Find every line in the records below that holds the word "Julia" and copy it.

***** Provided data *****

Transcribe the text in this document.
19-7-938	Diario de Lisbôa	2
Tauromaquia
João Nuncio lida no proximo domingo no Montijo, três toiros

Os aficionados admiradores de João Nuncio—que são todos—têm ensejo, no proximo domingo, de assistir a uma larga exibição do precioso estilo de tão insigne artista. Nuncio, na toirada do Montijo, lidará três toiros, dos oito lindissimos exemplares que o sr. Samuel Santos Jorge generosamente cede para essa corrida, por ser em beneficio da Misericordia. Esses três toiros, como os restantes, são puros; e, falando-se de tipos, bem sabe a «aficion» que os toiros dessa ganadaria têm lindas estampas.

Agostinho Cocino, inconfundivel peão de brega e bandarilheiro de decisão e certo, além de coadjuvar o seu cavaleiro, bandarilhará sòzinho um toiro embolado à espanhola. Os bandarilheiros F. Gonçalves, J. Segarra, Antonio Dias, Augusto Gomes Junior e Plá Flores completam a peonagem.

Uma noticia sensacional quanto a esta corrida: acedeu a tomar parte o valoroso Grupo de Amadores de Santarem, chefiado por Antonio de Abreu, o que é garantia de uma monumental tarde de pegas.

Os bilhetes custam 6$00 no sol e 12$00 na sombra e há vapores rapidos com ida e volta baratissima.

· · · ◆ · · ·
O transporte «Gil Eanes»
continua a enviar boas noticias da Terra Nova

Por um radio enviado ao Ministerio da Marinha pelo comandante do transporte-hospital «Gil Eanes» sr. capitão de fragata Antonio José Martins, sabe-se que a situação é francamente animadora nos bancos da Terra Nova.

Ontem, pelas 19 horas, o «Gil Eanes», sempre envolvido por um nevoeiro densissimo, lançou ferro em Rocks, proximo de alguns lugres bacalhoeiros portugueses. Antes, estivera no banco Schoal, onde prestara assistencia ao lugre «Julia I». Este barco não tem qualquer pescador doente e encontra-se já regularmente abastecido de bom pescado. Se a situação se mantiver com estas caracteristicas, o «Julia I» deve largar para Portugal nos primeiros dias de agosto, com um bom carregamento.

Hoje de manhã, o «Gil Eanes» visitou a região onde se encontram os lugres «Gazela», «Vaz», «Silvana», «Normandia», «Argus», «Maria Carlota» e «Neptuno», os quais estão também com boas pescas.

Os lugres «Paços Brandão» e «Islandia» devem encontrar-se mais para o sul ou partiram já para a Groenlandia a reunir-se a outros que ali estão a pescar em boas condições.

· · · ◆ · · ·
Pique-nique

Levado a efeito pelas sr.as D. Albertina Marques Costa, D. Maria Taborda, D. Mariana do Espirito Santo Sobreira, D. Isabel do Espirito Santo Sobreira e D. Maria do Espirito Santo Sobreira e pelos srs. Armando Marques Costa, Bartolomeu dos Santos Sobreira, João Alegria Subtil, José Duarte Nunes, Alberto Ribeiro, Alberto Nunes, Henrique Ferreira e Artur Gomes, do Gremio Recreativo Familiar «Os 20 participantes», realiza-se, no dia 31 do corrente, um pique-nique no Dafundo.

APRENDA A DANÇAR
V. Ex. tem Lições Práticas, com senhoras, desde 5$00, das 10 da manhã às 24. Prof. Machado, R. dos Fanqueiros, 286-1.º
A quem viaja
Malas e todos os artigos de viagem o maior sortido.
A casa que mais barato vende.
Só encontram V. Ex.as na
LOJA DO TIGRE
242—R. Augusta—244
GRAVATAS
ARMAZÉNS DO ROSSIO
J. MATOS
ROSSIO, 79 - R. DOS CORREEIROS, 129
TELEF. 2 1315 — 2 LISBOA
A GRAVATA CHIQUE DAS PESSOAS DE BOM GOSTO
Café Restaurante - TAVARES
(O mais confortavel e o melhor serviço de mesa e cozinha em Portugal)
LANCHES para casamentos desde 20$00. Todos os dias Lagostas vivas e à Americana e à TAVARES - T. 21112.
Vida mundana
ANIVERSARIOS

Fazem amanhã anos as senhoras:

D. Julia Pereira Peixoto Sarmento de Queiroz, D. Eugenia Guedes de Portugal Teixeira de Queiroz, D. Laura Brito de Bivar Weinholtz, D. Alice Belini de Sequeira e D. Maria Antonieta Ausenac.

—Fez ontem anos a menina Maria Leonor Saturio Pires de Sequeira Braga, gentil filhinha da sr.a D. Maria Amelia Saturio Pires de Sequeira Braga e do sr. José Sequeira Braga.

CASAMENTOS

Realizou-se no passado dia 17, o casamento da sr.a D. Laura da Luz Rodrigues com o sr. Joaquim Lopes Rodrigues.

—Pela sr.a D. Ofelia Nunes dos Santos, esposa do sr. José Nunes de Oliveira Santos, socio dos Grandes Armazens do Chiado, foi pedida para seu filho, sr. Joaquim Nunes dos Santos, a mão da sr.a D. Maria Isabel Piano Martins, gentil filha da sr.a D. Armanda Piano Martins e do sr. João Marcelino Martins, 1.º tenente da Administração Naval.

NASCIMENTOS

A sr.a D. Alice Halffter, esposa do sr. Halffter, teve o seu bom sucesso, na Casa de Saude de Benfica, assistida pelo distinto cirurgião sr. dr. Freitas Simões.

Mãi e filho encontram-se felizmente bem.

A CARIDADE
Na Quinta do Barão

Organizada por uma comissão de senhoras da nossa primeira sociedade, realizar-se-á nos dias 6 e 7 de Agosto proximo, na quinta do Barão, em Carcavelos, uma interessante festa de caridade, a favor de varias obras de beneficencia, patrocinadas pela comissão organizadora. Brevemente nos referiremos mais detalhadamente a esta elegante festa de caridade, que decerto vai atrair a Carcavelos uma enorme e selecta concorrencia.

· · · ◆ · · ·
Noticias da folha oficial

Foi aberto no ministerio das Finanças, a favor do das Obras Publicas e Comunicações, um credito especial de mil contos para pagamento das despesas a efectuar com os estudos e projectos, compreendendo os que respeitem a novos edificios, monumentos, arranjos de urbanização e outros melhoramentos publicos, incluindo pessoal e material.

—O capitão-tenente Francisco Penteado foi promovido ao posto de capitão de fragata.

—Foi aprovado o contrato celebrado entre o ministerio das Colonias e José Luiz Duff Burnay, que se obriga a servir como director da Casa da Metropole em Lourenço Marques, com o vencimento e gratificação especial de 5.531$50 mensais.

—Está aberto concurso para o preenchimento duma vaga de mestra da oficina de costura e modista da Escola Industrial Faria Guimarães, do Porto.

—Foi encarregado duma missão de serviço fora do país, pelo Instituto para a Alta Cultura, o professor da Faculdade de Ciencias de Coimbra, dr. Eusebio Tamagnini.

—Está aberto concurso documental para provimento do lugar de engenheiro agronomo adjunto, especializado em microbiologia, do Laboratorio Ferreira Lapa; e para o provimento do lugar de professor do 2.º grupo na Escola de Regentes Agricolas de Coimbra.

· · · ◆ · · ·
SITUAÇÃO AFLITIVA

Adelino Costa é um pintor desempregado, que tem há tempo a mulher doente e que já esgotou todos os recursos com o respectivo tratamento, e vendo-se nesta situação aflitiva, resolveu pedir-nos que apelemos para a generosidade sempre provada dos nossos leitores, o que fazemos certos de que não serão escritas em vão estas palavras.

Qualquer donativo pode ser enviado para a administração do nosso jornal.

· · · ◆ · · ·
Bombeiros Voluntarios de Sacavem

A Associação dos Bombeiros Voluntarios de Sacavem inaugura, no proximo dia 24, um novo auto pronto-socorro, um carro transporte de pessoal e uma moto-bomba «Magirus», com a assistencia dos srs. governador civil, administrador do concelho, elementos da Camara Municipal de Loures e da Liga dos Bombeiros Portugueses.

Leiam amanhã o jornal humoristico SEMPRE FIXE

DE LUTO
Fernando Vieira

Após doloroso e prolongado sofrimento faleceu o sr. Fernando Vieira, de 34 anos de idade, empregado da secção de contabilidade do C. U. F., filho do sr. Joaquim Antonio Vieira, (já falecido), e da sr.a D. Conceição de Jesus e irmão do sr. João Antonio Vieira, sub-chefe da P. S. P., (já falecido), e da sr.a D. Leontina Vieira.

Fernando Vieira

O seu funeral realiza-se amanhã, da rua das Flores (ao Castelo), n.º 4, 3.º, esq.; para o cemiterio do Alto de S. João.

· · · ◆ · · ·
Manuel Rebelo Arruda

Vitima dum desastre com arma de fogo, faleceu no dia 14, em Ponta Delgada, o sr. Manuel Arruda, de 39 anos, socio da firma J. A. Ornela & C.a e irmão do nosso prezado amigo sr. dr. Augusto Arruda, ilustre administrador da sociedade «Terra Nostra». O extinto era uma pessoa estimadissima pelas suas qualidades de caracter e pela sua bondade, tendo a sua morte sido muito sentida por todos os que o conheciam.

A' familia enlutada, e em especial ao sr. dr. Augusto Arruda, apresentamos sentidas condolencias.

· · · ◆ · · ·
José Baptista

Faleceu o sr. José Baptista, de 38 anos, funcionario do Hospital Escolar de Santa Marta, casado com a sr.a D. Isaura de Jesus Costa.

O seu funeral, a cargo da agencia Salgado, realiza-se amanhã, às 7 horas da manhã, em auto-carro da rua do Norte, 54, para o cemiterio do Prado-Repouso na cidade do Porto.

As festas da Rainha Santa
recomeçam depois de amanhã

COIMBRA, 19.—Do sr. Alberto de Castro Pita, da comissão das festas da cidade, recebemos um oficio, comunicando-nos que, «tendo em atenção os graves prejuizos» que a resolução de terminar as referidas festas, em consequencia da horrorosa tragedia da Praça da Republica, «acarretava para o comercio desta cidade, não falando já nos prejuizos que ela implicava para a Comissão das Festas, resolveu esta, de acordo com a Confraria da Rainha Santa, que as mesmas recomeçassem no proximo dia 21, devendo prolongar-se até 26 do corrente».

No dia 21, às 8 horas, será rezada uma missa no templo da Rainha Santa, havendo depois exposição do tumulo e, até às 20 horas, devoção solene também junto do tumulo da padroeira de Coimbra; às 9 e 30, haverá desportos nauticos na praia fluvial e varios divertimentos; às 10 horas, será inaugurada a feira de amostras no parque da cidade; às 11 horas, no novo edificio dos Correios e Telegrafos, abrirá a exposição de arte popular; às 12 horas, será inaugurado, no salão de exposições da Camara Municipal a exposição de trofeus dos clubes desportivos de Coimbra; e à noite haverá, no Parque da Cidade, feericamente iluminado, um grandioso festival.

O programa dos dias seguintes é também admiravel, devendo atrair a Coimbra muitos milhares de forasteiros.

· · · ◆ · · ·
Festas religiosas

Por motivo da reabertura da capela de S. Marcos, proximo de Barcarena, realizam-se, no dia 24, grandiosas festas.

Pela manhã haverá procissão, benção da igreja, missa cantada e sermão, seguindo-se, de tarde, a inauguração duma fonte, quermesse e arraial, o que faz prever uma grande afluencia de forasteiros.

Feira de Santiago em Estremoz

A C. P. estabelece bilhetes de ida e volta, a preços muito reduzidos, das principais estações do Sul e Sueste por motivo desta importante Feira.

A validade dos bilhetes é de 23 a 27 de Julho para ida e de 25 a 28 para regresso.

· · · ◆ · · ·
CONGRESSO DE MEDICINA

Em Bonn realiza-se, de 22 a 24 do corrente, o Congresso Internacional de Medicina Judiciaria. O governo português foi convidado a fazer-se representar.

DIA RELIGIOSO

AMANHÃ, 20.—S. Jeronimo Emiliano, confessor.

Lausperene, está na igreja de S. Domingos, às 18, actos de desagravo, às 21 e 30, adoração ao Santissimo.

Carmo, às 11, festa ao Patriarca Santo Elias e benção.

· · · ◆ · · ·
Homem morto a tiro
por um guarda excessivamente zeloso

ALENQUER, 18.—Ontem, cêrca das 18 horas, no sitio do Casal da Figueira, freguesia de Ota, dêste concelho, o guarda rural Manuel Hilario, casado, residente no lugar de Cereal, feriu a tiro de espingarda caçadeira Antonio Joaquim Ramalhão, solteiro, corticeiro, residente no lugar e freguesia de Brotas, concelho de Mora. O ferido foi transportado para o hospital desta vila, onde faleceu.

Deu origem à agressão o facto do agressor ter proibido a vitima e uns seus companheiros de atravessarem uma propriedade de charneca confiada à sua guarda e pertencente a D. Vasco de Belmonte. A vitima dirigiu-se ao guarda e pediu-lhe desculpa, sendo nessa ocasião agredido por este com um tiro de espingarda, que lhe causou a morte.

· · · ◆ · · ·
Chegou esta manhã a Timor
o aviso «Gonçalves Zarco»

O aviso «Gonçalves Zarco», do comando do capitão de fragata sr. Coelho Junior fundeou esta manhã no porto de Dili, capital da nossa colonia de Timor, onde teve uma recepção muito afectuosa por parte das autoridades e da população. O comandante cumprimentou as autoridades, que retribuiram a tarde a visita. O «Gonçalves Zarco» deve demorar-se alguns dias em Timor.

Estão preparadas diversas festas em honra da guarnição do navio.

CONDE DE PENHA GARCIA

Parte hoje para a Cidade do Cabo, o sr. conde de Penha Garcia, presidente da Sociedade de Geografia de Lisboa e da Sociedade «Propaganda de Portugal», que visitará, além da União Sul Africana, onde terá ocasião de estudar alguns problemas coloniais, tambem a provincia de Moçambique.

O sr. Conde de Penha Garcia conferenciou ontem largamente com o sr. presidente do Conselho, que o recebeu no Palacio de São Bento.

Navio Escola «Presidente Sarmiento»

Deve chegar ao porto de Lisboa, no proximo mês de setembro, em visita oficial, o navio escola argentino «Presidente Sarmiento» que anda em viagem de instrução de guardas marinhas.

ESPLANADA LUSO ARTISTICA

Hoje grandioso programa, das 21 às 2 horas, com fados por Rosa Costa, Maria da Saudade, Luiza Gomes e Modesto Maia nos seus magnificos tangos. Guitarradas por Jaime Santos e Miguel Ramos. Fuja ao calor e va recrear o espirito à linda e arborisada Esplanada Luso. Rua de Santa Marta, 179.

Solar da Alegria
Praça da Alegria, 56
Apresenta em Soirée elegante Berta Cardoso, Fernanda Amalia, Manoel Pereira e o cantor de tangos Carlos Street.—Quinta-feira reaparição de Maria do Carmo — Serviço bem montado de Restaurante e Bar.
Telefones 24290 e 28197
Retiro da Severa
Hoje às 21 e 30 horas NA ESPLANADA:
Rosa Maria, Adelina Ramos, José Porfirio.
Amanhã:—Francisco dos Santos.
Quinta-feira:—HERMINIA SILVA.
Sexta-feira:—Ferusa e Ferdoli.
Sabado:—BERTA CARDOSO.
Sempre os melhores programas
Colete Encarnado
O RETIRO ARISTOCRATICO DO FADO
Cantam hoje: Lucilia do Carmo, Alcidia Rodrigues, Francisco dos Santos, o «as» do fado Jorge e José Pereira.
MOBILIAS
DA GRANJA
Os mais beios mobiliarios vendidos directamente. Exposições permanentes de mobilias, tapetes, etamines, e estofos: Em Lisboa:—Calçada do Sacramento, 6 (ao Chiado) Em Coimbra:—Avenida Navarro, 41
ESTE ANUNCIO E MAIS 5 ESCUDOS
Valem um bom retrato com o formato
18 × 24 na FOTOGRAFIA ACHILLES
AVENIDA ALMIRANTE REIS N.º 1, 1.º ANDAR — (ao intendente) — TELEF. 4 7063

*****

**Written reply:**
Ontem, pelas 19 horas, o «Gil Eanes», sempre envolvido por um nevoeiro densissimo, lançou ferro em Rocks, proximo de alguns lugres bacalhoeiros portugueses. Antes, estivera no banco Schoal, onde prestara assistencia ao lugre «Julia I». Este barco não tem qualquer pescador doente e encontra-se já regularmente abastecido de bom pescado. Se a situação se mantiver com estas caracteristicas, o «Julia I» deve largar para Portugal nos primeiros dias de agosto, com um bom carregamento.
D. Julia Pereira Peixoto Sarmento de Queiroz, D. Eugenia Guedes de Portugal Teixeira de Queiroz, D. Laura Brito de Bivar Weinholtz, D. Alice Belini de Sequeira e D. Maria Antonieta Ausenac.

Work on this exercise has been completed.